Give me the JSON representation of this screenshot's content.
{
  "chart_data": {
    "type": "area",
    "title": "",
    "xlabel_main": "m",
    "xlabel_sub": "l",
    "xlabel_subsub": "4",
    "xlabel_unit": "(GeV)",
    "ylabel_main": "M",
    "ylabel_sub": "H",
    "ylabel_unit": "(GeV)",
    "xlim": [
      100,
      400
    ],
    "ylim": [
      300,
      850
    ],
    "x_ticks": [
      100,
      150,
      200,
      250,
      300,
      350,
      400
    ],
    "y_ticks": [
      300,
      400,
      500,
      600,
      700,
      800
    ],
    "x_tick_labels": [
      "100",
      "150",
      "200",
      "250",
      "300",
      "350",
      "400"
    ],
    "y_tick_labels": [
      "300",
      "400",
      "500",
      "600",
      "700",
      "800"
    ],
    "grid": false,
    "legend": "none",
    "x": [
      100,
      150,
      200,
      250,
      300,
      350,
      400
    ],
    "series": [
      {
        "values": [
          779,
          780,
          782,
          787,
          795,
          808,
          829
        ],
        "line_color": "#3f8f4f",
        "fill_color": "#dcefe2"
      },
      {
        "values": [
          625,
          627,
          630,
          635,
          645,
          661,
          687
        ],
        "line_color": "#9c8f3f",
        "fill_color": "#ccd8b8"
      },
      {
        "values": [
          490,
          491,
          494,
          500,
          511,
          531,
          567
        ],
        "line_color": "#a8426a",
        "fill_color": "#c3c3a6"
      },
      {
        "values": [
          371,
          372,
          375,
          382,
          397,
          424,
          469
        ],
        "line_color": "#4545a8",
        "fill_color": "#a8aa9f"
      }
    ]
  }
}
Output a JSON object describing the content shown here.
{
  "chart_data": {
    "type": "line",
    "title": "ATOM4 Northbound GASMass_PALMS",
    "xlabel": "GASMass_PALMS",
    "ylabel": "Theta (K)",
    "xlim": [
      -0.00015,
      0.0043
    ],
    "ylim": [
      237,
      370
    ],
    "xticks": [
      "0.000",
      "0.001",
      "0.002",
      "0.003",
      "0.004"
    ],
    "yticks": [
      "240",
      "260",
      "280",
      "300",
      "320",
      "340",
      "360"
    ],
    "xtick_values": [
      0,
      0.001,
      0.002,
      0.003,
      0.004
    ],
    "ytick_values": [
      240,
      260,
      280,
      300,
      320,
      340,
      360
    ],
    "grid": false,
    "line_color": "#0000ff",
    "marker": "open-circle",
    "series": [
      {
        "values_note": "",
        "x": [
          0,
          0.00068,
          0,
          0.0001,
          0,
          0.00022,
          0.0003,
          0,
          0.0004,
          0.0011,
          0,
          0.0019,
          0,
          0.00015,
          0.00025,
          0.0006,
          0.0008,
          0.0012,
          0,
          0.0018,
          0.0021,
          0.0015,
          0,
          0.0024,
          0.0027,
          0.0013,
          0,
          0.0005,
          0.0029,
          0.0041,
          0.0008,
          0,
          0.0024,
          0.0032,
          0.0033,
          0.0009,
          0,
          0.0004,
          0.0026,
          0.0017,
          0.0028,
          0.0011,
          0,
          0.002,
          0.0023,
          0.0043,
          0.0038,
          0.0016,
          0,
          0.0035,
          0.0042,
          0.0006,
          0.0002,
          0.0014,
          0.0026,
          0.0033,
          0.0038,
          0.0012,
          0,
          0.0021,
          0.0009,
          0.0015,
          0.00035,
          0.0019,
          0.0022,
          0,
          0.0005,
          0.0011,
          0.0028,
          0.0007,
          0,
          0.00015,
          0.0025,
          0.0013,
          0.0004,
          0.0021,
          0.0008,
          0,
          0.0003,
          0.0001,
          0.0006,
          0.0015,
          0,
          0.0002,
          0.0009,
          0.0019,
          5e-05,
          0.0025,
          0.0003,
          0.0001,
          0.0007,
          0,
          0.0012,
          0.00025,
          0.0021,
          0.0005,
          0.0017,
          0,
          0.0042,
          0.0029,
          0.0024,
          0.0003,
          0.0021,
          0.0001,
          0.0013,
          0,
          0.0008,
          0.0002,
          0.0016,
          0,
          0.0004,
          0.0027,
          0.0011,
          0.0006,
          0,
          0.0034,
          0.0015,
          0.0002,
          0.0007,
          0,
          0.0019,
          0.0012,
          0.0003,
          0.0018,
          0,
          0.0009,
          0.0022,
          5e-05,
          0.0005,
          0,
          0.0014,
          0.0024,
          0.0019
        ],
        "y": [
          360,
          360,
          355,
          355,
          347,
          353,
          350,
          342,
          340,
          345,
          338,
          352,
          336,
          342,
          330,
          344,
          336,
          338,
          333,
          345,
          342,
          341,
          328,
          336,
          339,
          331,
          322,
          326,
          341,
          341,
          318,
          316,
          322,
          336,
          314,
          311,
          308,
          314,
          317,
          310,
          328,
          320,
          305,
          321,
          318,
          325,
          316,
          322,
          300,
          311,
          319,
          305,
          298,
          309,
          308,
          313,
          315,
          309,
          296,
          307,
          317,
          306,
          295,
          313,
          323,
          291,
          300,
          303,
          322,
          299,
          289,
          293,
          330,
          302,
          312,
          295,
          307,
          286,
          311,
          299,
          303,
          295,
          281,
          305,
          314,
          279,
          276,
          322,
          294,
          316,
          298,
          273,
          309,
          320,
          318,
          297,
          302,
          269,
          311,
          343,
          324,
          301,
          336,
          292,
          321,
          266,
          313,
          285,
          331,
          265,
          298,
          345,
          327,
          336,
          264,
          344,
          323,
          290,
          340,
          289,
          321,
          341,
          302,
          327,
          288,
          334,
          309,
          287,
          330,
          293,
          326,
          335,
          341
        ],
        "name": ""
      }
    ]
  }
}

........

▸ WHAT IS REQUIRED
Each line of the listing above should be output exactly.

▸ SOLUTION TO THIS TASK
Give me the JSON representation of this screenshot's content.
{
  "chart_data": {
    "type": "area",
    "title": "",
    "xlabel_main": "m",
    "xlabel_sub": "l",
    "xlabel_subsub": "4",
    "xlabel_unit": "(GeV)",
    "ylabel_main": "M",
    "ylabel_sub": "H",
    "ylabel_unit": "(GeV)",
    "xlim": [
      100,
      400
    ],
    "ylim": [
      300,
      850
    ],
    "x_ticks": [
      100,
      150,
      200,
      250,
      300,
      350,
      400
    ],
    "y_ticks": [
      300,
      400,
      500,
      600,
      700,
      800
    ],
    "x_tick_labels": [
      "100",
      "150",
      "200",
      "250",
      "300",
      "350",
      "400"
    ],
    "y_tick_labels": [
      "300",
      "400",
      "500",
      "600",
      "700",
      "800"
    ],
    "grid": false,
    "legend": "none",
    "x": [
      100,
      150,
      200,
      250,
      300,
      350,
      400
    ],
    "series": [
      {
        "values": [
          779,
          780,
          782,
          787,
          795,
          808,
          829
        ],
        "line_color": "#3f8f4f",
        "fill_color": "#dcefe2"
      },
      {
        "values": [
          625,
          627,
          630,
          635,
          645,
          661,
          687
        ],
        "line_color": "#9c8f3f",
        "fill_color": "#ccd8b8"
      },
      {
        "values": [
          490,
          491,
          494,
          500,
          511,
          531,
          567
        ],
        "line_color": "#a8426a",
        "fill_color": "#c3c3a6"
      },
      {
        "values": [
          371,
          372,
          375,
          382,
          397,
          424,
          469
        ],
        "line_color": "#4545a8",
        "fill_color": "#a8aa9f"
      }
    ]
  }
}
Output a JSON object describing the content shown here.
{
  "chart_data": {
    "type": "line",
    "title": "ATOM4 Northbound GASMass_PALMS",
    "xlabel": "GASMass_PALMS",
    "ylabel": "Theta (K)",
    "xlim": [
      -0.00015,
      0.0043
    ],
    "ylim": [
      237,
      370
    ],
    "xticks": [
      "0.000",
      "0.001",
      "0.002",
      "0.003",
      "0.004"
    ],
    "yticks": [
      "240",
      "260",
      "280",
      "300",
      "320",
      "340",
      "360"
    ],
    "xtick_values": [
      0,
      0.001,
      0.002,
      0.003,
      0.004
    ],
    "ytick_values": [
      240,
      260,
      280,
      300,
      320,
      340,
      360
    ],
    "grid": false,
    "line_color": "#0000ff",
    "marker": "open-circle",
    "series": [
      {
        "values_note": "",
        "x": [
          0,
          0.00068,
          0,
          0.0001,
          0,
          0.00022,
          0.0003,
          0,
          0.0004,
          0.0011,
          0,
          0.0019,
          0,
          0.00015,
          0.00025,
          0.0006,
          0.0008,
          0.0012,
          0,
          0.0018,
          0.0021,
          0.0015,
          0,
          0.0024,
          0.0027,
          0.0013,
          0,
          0.0005,
          0.0029,
          0.0041,
          0.0008,
          0,
          0.0024,
          0.0032,
          0.0033,
          0.0009,
          0,
          0.0004,
          0.0026,
          0.0017,
          0.0028,
          0.0011,
          0,
          0.002,
          0.0023,
          0.0043,
          0.0038,
          0.0016,
          0,
          0.0035,
          0.0042,
          0.0006,
          0.0002,
          0.0014,
          0.0026,
          0.0033,
          0.0038,
          0.0012,
          0,
          0.0021,
          0.0009,
          0.0015,
          0.00035,
          0.0019,
          0.0022,
          0,
          0.0005,
          0.0011,
          0.0028,
          0.0007,
          0,
          0.00015,
          0.0025,
          0.0013,
          0.0004,
          0.0021,
          0.0008,
          0,
          0.0003,
          0.0001,
          0.0006,
          0.0015,
          0,
          0.0002,
          0.0009,
          0.0019,
          5e-05,
          0.0025,
          0.0003,
          0.0001,
          0.0007,
          0,
          0.0012,
          0.00025,
          0.0021,
          0.0005,
          0.0017,
          0,
          0.0042,
          0.0029,
          0.0024,
          0.0003,
          0.0021,
          0.0001,
          0.0013,
          0,
          0.0008,
          0.0002,
          0.0016,
          0,
          0.0004,
          0.0027,
          0.0011,
          0.0006,
          0,
          0.0034,
          0.0015,
          0.0002,
          0.0007,
          0,
          0.0019,
          0.0012,
          0.0003,
          0.0018,
          0,
          0.0009,
          0.0022,
          5e-05,
          0.0005,
          0,
          0.0014,
          0.0024,
          0.0019
        ],
        "y": [
          360,
          360,
          355,
          355,
          347,
          353,
          350,
          342,
          340,
          345,
          338,
          352,
          336,
          342,
          330,
          344,
          336,
          338,
          333,
          345,
          342,
          341,
          328,
          336,
          339,
          331,
          322,
          326,
          341,
          341,
          318,
          316,
          322,
          336,
          314,
          311,
          308,
          314,
          317,
          310,
          328,
          320,
          305,
          321,
          318,
          325,
          316,
          322,
          300,
          311,
          319,
          305,
          298,
          309,
          308,
          313,
          315,
          309,
          296,
          307,
          317,
          306,
          295,
          313,
          323,
          291,
          300,
          303,
          322,
          299,
          289,
          293,
          330,
          302,
          312,
          295,
          307,
          286,
          311,
          299,
          303,
          295,
          281,
          305,
          314,
          279,
          276,
          322,
          294,
          316,
          298,
          273,
          309,
          320,
          318,
          297,
          302,
          269,
          311,
          343,
          324,
          301,
          336,
          292,
          321,
          266,
          313,
          285,
          331,
          265,
          298,
          345,
          327,
          336,
          264,
          344,
          323,
          290,
          340,
          289,
          321,
          341,
          302,
          327,
          288,
          334,
          309,
          287,
          330,
          293,
          326,
          335,
          341
        ],
        "name": ""
      }
    ]
  }
}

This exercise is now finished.